__PROBLEMS TO WORK ON__:
1. According to the article on the Hardin jail, how much did the BIA pay for each inmate per day?
2. Pick up the article on the Hardin jail after its last sentence and keep writing it.

__READING TEXT__:
The jail saw as many as 250 inmates at its peak since it started normal operation in the fall of 2014, but the number has followed a jagged curve. By November, the federal Bureau of Indian Affairs dropped its contract with the jail, and the population dropped to nine.
By December, the jail reported an average of 25 inmates, largely through an agreement with Williams County in North Dakota.
The county has been sending overflow female inmates from its Williston jail to Hardin. But now the county is set to expand its own facility, and Hardin jail officials are still waiting for the BIA to return with a new deal.
With no inmates to oversee, the jail has sent most of its employees home. Keller said that they've kept six security officers on the schedule, and the four administrators continue to work. There were about 39 employees a month ago.
The inmate search has been a continual problem for the jail since it opened in 2007. The facility sat empty for seven years until its operational company, Emerald Correctional Management, inked the contract with the BIA.
That provided the most inmates, who were brought in from 18 tribes in multiple states. That included the Crow Tribe's use of the Hardin facility as its only jail.
By the end of October, the contract ended, and the BIA pulled all of the inmates from Hardin.
The BIA has not responded since Nov. 30 to questions about the negotiation.
The jail contracted with Williams County in November. The facility in Williston had been facing overcrowding problems, and officials needed to alleviate its female inmate quarters, which were bursting at the seams.
"They left me no choice when they did the jail inspection," said Williams County Sheriff Scott Busching. "I had to move them."
Busching said that the agreement with Hardin has been working out well, but a plan is already in place to expand the Williams County jail by 108 beds. He said that crews will be "turning dirt in the spring" with hopes to be operational in the summer of 2017.
Keller and his staff have been working to pick up other small contracts, but they still hold hope for the BIA. The jail makes money according to the number of inmates, but the facility has never come close to its capacity of 464.
The BIA paid $76 per inmate, per day. Williams County pays about the same, Busching said.
The jail is still a long way off from paying down a massive debt. Two Rivers Authority, the economic development arm of the city of Hardin, used $27 million in bonds to build the facility.
Through years of vacancy, Two Rivers amassed alarming amounts of interest atop the bonds. In December, the outstanding debt hovered around $40 million.

__GIVEN DATA__:
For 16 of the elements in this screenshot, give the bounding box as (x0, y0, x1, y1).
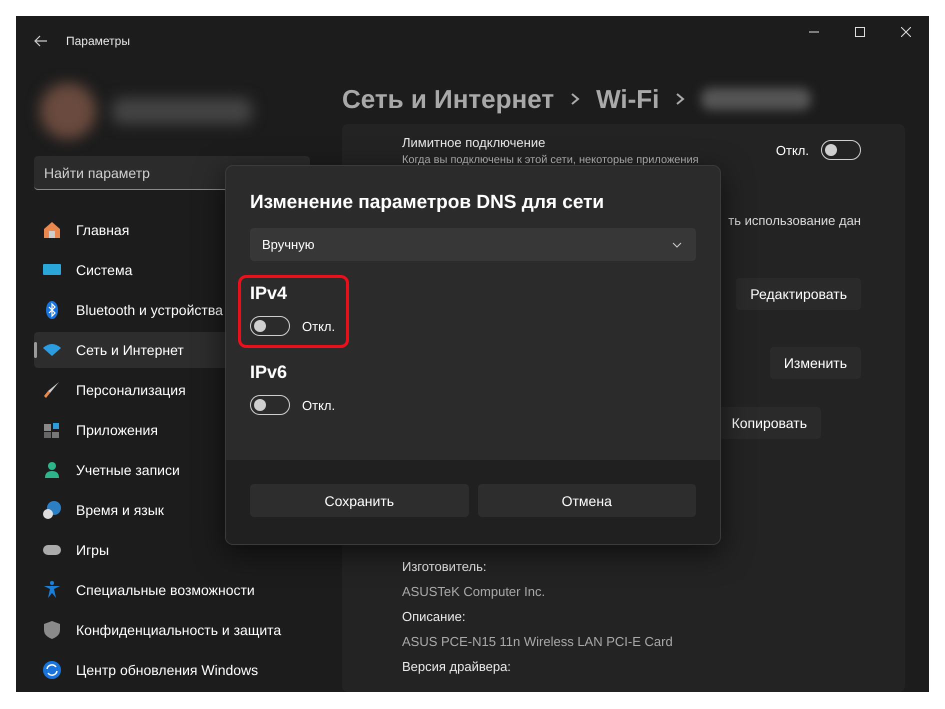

__ANSWERS IN ORDER__:
1. $76 per inmate, per day.

2.
Officials with Two Rivers and the city of Hardin have said that Hardin residents have no direct obligation to the debt because Two Rivers issued the bonds and local taxpayers are not the bondholders.
Still, Two Rivers has suffered from the stagnancy of its main project – the Hardin jail. As a part of the city, Hardin has bailed out Two Rivers with hundreds of thousands of dollars, according to data obtained from the city.
Hardin has paid $582,595 to Two Rivers since 2004, the documents show. About 45 percent of that money was paid before the jail opened in mid-2007.
Since then, Hardin has made periodic appropriations to an economic development division that has not accounted for much revenue. Two Rivers had more than $388,000 in expenses in its 2014 fiscal year, according to city documents. It made $197 in revenue over the same period.
A regular part of jail life is that the inmate population can change daily. Through the contract with Williams County, prisoners could trickle in at any time.
"That's the way things run right now," Keller said. "And we ran into a little bit of it last year, too."
But the real wait is with the BIA, whose contract is the only large item in consideration right now. Though Montana counties have faced widespread jail overcrowding, the Montana Association of Counties has declined to send people to the Hardin facility.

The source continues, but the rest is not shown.